(What the task asks): Your task is to output the listing word for word, with pictures excluded.
* Begin Data listing *
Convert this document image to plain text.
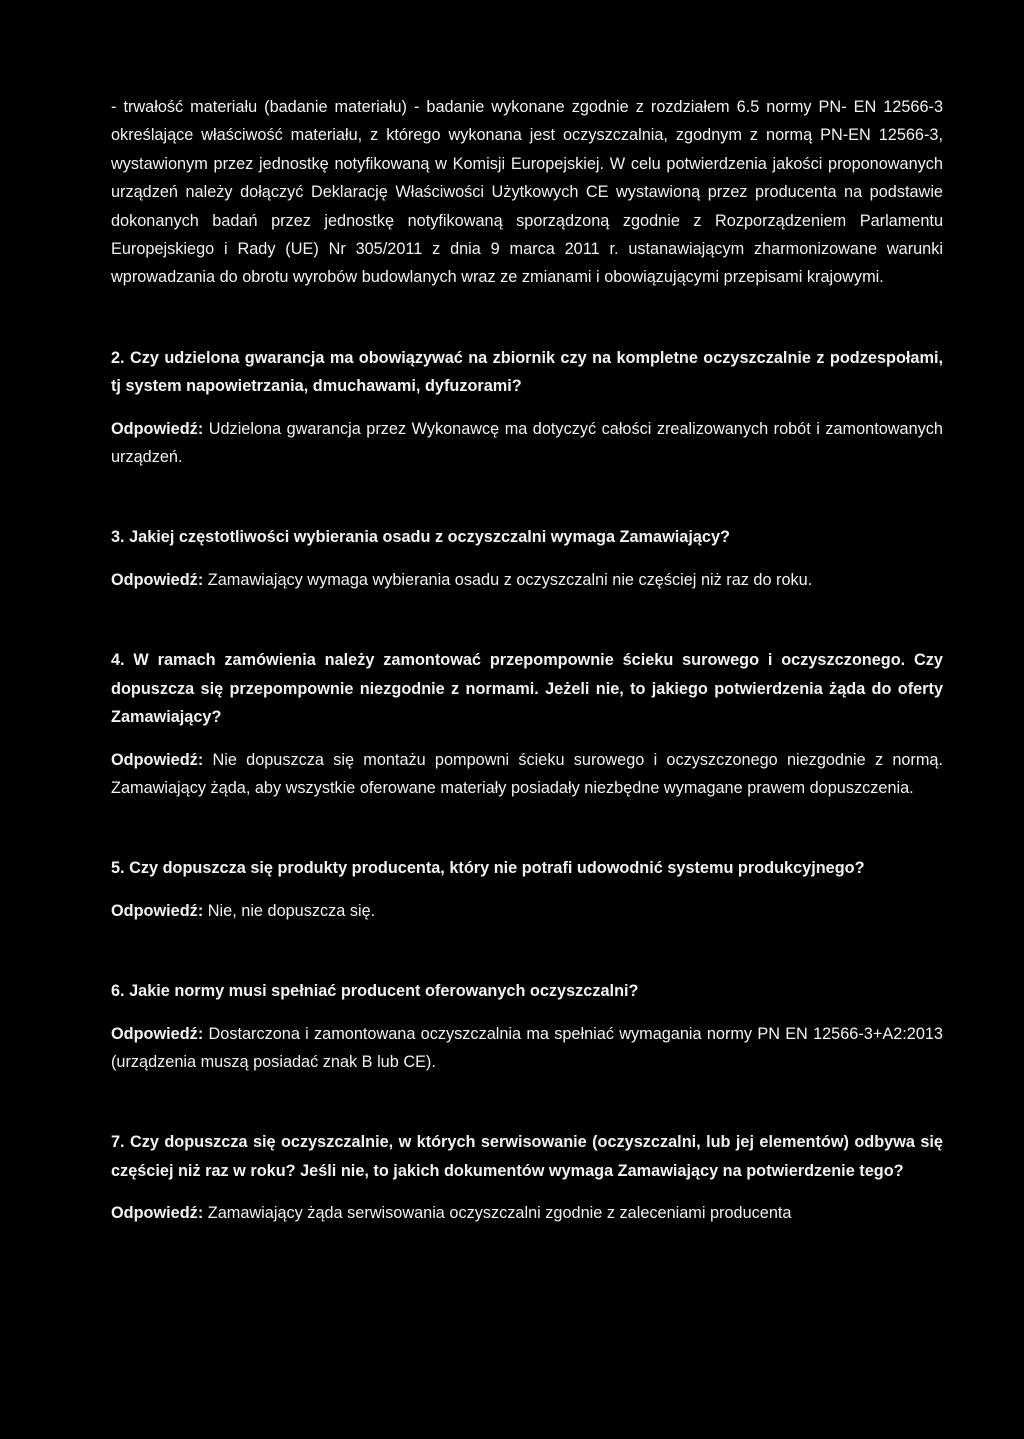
- trwałość materiału (badanie materiału) - badanie wykonane zgodnie z rozdziałem 6.5 normy PN- EN 12566-3 określające właściwość materiału, z którego wykonana jest oczyszczalnia, zgodnym z normą PN-EN 12566-3, wystawionym przez jednostkę notyfikowaną w Komisji Europejskiej. W celu potwierdzenia jakości proponowanych urządzeń należy dołączyć Deklarację Właściwości Użytkowych CE wystawioną przez producenta na podstawie dokonanych badań przez jednostkę notyfikowaną sporządzoną zgodnie z Rozporządzeniem Parlamentu Europejskiego i Rady (UE) Nr 305/2011 z dnia 9 marca 2011 r. ustanawiającym zharmonizowane warunki wprowadzania do obrotu wyrobów budowlanych wraz ze zmianami i obowiązującymi przepisami krajowymi.

2. Czy udzielona gwarancja ma obowiązywać na zbiornik czy na kompletne oczyszczalnie z podzespołami, tj system napowietrzania, dmuchawami, dyfuzorami?

Odpowiedź: Udzielona gwarancja przez Wykonawcę ma dotyczyć całości zrealizowanych robót i zamontowanych urządzeń.

3. Jakiej częstotliwości wybierania osadu z oczyszczalni wymaga Zamawiający?

Odpowiedź: Zamawiający wymaga wybierania osadu z oczyszczalni nie częściej niż raz do roku.

4. W ramach zamówienia należy zamontować przepompownie ścieku surowego i oczyszczonego. Czy dopuszcza się przepompownie niezgodnie z normami. Jeżeli nie, to jakiego potwierdzenia żąda do oferty Zamawiający?

Odpowiedź: Nie dopuszcza się montażu pompowni ścieku surowego i oczyszczonego niezgodnie z normą. Zamawiający żąda, aby wszystkie oferowane materiały posiadały niezbędne wymagane prawem dopuszczenia.

5. Czy dopuszcza się produkty producenta, który nie potrafi udowodnić systemu produkcyjnego?

Odpowiedź: Nie, nie dopuszcza się.

6. Jakie normy musi spełniać producent oferowanych oczyszczalni?

Odpowiedź: Dostarczona i zamontowana oczyszczalnia ma spełniać wymagania normy PN EN 12566-3+A2:2013 (urządzenia muszą posiadać znak B lub CE).

7. Czy dopuszcza się oczyszczalnie, w których serwisowanie (oczyszczalni, lub jej elementów) odbywa się częściej niż raz w roku? Jeśli nie, to jakich dokumentów wymaga Zamawiający na potwierdzenie tego?

Odpowiedź: Zamawiający żąda serwisowania oczyszczalni zgodnie z zaleceniami producenta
* End Data listing *
(Right answer):
Convert this document image to plain text.
- trwałość materiału (badanie materiału) - badanie wykonane zgodnie z rozdziałem 6.5 normy PN- EN 12566-3 określające właściwość materiału, z którego wykonana jest oczyszczalnia, zgodnym z normą PN-EN 12566-3, wystawionym przez jednostkę notyfikowaną w Komisji Europejskiej. W celu potwierdzenia jakości proponowanych urządzeń należy dołączyć Deklarację Właściwości Użytkowych CE wystawioną przez producenta na podstawie dokonanych badań przez jednostkę notyfikowaną sporządzoną zgodnie z Rozporządzeniem Parlamentu Europejskiego i Rady (UE) Nr 305/2011 z dnia 9 marca 2011 r. ustanawiającym zharmonizowane warunki wprowadzania do obrotu wyrobów budowlanych wraz ze zmianami i obowiązującymi przepisami krajowymi.

2. Czy udzielona gwarancja ma obowiązywać na zbiornik czy na kompletne oczyszczalnie z podzespołami, tj system napowietrzania, dmuchawami, dyfuzorami?

Odpowiedź: Udzielona gwarancja przez Wykonawcę ma dotyczyć całości zrealizowanych robót i zamontowanych urządzeń.

3. Jakiej częstotliwości wybierania osadu z oczyszczalni wymaga Zamawiający?

Odpowiedź: Zamawiający wymaga wybierania osadu z oczyszczalni nie częściej niż raz do roku.

4. W ramach zamówienia należy zamontować przepompownie ścieku surowego i oczyszczonego. Czy dopuszcza się przepompownie niezgodnie z normami. Jeżeli nie, to jakiego potwierdzenia żąda do oferty Zamawiający?

Odpowiedź: Nie dopuszcza się montażu pompowni ścieku surowego i oczyszczonego niezgodnie z normą. Zamawiający żąda, aby wszystkie oferowane materiały posiadały niezbędne wymagane prawem dopuszczenia.

5. Czy dopuszcza się produkty producenta, który nie potrafi udowodnić systemu produkcyjnego?

Odpowiedź: Nie, nie dopuszcza się.

6. Jakie normy musi spełniać producent oferowanych oczyszczalni?

Odpowiedź: Dostarczona i zamontowana oczyszczalnia ma spełniać wymagania normy PN EN 12566-3+A2:2013 (urządzenia muszą posiadać znak B lub CE).

7. Czy dopuszcza się oczyszczalnie, w których serwisowanie (oczyszczalni, lub jej elementów) odbywa się częściej niż raz w roku? Jeśli nie, to jakich dokumentów wymaga Zamawiający na potwierdzenie tego?

Odpowiedź: Zamawiający żąda serwisowania oczyszczalni zgodnie z zaleceniami producenta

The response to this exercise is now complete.